» Work order
Produce a verbatim copy of the records, and keep the images out of it.

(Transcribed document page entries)

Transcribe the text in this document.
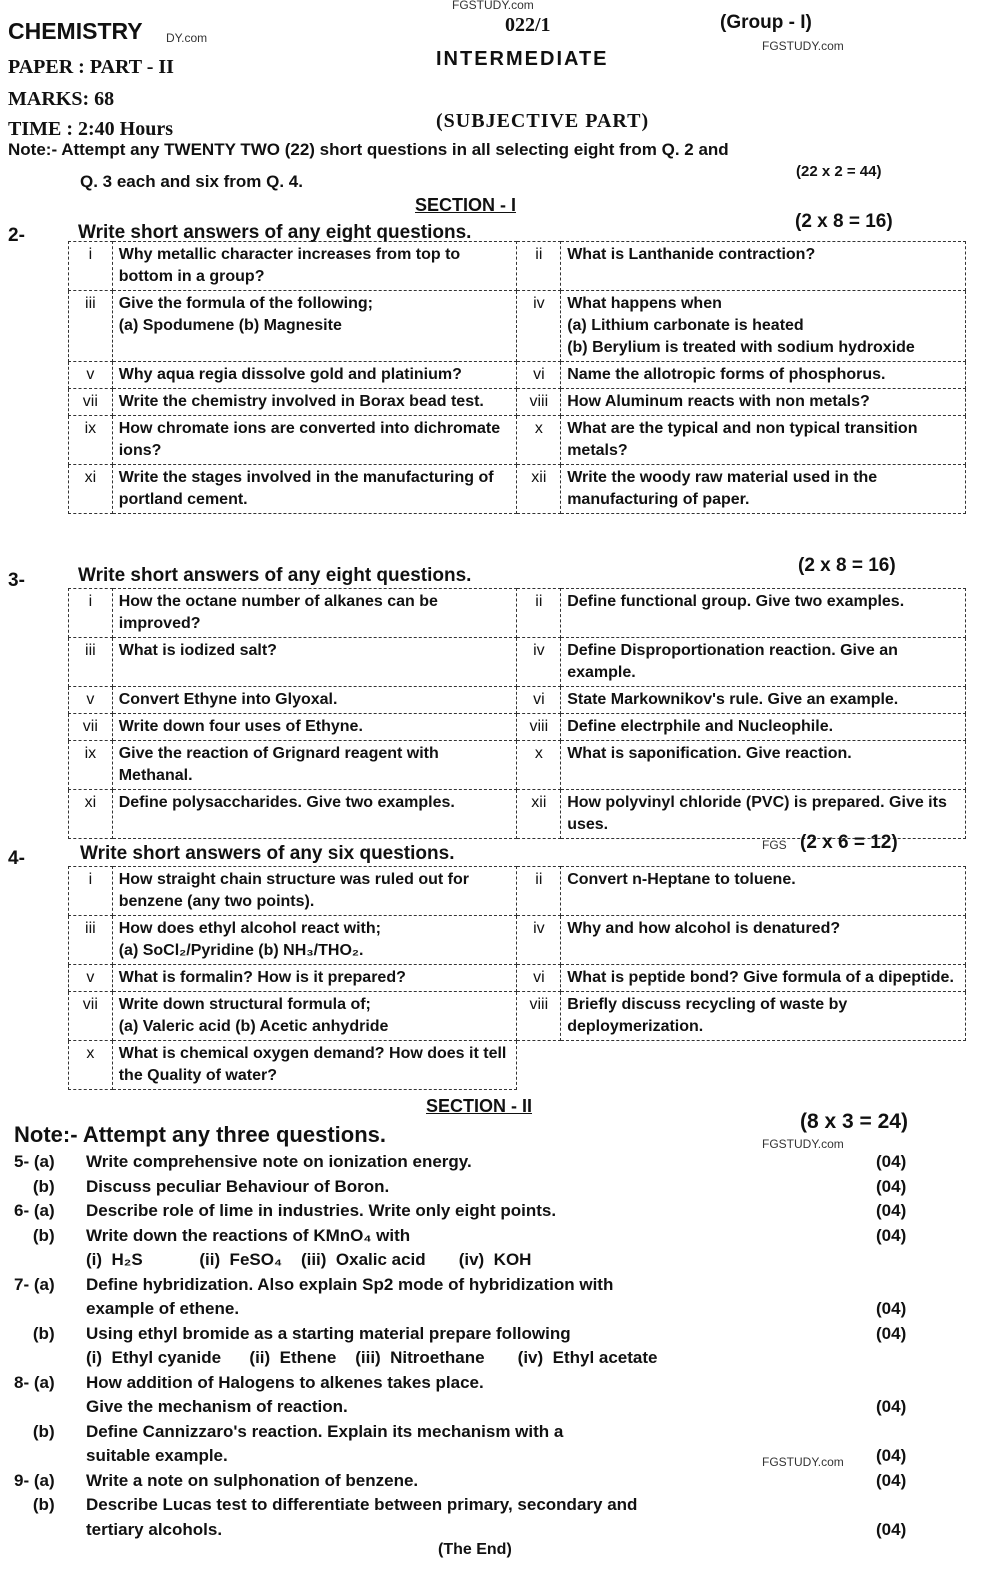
FGSTUDY.com
CHEMISTRY DY.com
022/1	(Group - I)
FGSTUDY.com
PAPER : PART - II	INTERMEDIATE
MARKS: 68
TIME : 2:40 Hours	(SUBJECTIVE PART)
Note:- Attempt any TWENTY TWO (22) short questions in all selecting eight from Q. 2 and
Q. 3 each and six from Q. 4.
(22 x 2 = 44)
SECTION - I
2-	Write short answers of any eight questions.
(2 x 8 = 16)
i	Why metallic character increases from top to bottom in a group?	ii	What is Lanthanide contraction?
iii	Give the formula of the following;
(a) Spodumene (b) Magnesite	iv	What happens when
(a) Lithium carbonate is heated
(b) Berylium is treated with sodium hydroxide
v	Why aqua regia dissolve gold and platinium?	vi	Name the allotropic forms of phosphorus.
vii	Write the chemistry involved in Borax bead test.	viii	How Aluminum reacts with non metals?
ix	How chromate ions are converted into dichromate ions?	x	What are the typical and non typical transition metals?
xi	Write the stages involved in the manufacturing of portland cement.	xii	Write the woody raw material used in the manufacturing of paper.
3-	Write short answers of any eight questions.	(2 x 8 = 16)
i	How the octane number of alkanes can be improved?	ii	Define functional group. Give two examples.
iii	What is iodized salt?	iv	Define Disproportionation reaction. Give an example.
v	Convert Ethyne into Glyoxal.	vi	State Markownikov's rule. Give an example.
vii	Write down four uses of Ethyne.	viii	Define electrphile and Nucleophile.
ix	Give the reaction of Grignard reagent with Methanal.	x	What is saponification. Give reaction.
xi	Define polysaccharides. Give two examples.	xii	How polyvinyl chloride (PVC) is prepared. Give its uses.
4-	Write short answers of any six questions.	FGS (2 x 6 = 12)
i	How straight chain structure was ruled out for benzene (any two points).	ii	Convert n-Heptane to toluene.
iii	How does ethyl alcohol react with;
(a) SoCl₂/Pyridine (b) NH₃/THO₂.	iv	Why and how alcohol is denatured?
v	What is formalin? How is it prepared?	vi	What is peptide bond? Give formula of a dipeptide.
vii	Write down structural formula of;
(a) Valeric acid (b) Acetic anhydride	viii	Briefly discuss recycling of waste by deploymerization.
x	What is chemical oxygen demand? How does it tell the Quality of water?		
SECTION - II
(8 x 3 = 24)
Note:- Attempt any three questions.	FGSTUDY.com
5- (a)	Write comprehensive note on ionization energy.	(04)
(b)	Discuss peculiar Behaviour of Boron.	(04)
6- (a)	Describe role of lime in industries. Write only eight points.	(04)
(b)	Write down the reactions of KMnO₄ with	(04)
(i)  H₂S            (ii)  FeSO₄    (iii)  Oxalic acid       (iv)  KOH
7- (a)	Define hybridization. Also explain Sp2 mode of hybridization with
example of ethene.	(04)
(b)	Using ethyl bromide as a starting material prepare following	(04)
(i)  Ethyl cyanide      (ii)  Ethene    (iii)  Nitroethane       (iv)  Ethyl acetate
8- (a)	How addition of Halogens to alkenes takes place.
Give the mechanism of reaction.	(04)
(b)	Define Cannizzaro's reaction. Explain its mechanism with a
suitable example.	(04)
9- (a)	Write a note on sulphonation of benzene.	(04)
(b)	Describe Lucas test to differentiate between primary, secondary and
tertiary alcohols.	(04)
FGSTUDY.com
(The End)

» Reply
Transcribe the text in this document.
FGSTUDY.com
CHEMISTRY DY.com
022/1	(Group - I)
FGSTUDY.com
PAPER : PART - II	INTERMEDIATE
MARKS: 68
TIME : 2:40 Hours	(SUBJECTIVE PART)
Note:- Attempt any TWENTY TWO (22) short questions in all selecting eight from Q. 2 and
Q. 3 each and six from Q. 4.
(22 x 2 = 44)
SECTION - I
2-	Write short answers of any eight questions.
(2 x 8 = 16)
i	Why metallic character increases from top to bottom in a group?	ii	What is Lanthanide contraction?
iii	Give the formula of the following;
(a) Spodumene (b) Magnesite	iv	What happens when
(a) Lithium carbonate is heated
(b) Berylium is treated with sodium hydroxide
v	Why aqua regia dissolve gold and platinium?	vi	Name the allotropic forms of phosphorus.
vii	Write the chemistry involved in Borax bead test.	viii	How Aluminum reacts with non metals?
ix	How chromate ions are converted into dichromate ions?	x	What are the typical and non typical transition metals?
xi	Write the stages involved in the manufacturing of portland cement.	xii	Write the woody raw material used in the manufacturing of paper.
3-	Write short answers of any eight questions.	(2 x 8 = 16)
i	How the octane number of alkanes can be improved?	ii	Define functional group. Give two examples.
iii	What is iodized salt?	iv	Define Disproportionation reaction. Give an example.
v	Convert Ethyne into Glyoxal.	vi	State Markownikov's rule. Give an example.
vii	Write down four uses of Ethyne.	viii	Define electrphile and Nucleophile.
ix	Give the reaction of Grignard reagent with Methanal.	x	What is saponification. Give reaction.
xi	Define polysaccharides. Give two examples.	xii	How polyvinyl chloride (PVC) is prepared. Give its uses.
4-	Write short answers of any six questions.	FGS (2 x 6 = 12)
i	How straight chain structure was ruled out for benzene (any two points).	ii	Convert n-Heptane to toluene.
iii	How does ethyl alcohol react with;
(a) SoCl₂/Pyridine (b) NH₃/THO₂.	iv	Why and how alcohol is denatured?
v	What is formalin? How is it prepared?	vi	What is peptide bond? Give formula of a dipeptide.
vii	Write down structural formula of;
(a) Valeric acid (b) Acetic anhydride	viii	Briefly discuss recycling of waste by deploymerization.
x	What is chemical oxygen demand? How does it tell the Quality of water?		
SECTION - II
(8 x 3 = 24)
Note:- Attempt any three questions.	FGSTUDY.com
5- (a)	Write comprehensive note on ionization energy.	(04)
(b)	Discuss peculiar Behaviour of Boron.	(04)
6- (a)	Describe role of lime in industries. Write only eight points.	(04)
(b)	Write down the reactions of KMnO₄ with	(04)
(i)  H₂S            (ii)  FeSO₄    (iii)  Oxalic acid       (iv)  KOH
7- (a)	Define hybridization. Also explain Sp2 mode of hybridization with
example of ethene.	(04)
(b)	Using ethyl bromide as a starting material prepare following	(04)
(i)  Ethyl cyanide      (ii)  Ethene    (iii)  Nitroethane       (iv)  Ethyl acetate
8- (a)	How addition of Halogens to alkenes takes place.
Give the mechanism of reaction.	(04)
(b)	Define Cannizzaro's reaction. Explain its mechanism with a
suitable example.	(04)
9- (a)	Write a note on sulphonation of benzene.	(04)
(b)	Describe Lucas test to differentiate between primary, secondary and
tertiary alcohols.	(04)
FGSTUDY.com
(The End)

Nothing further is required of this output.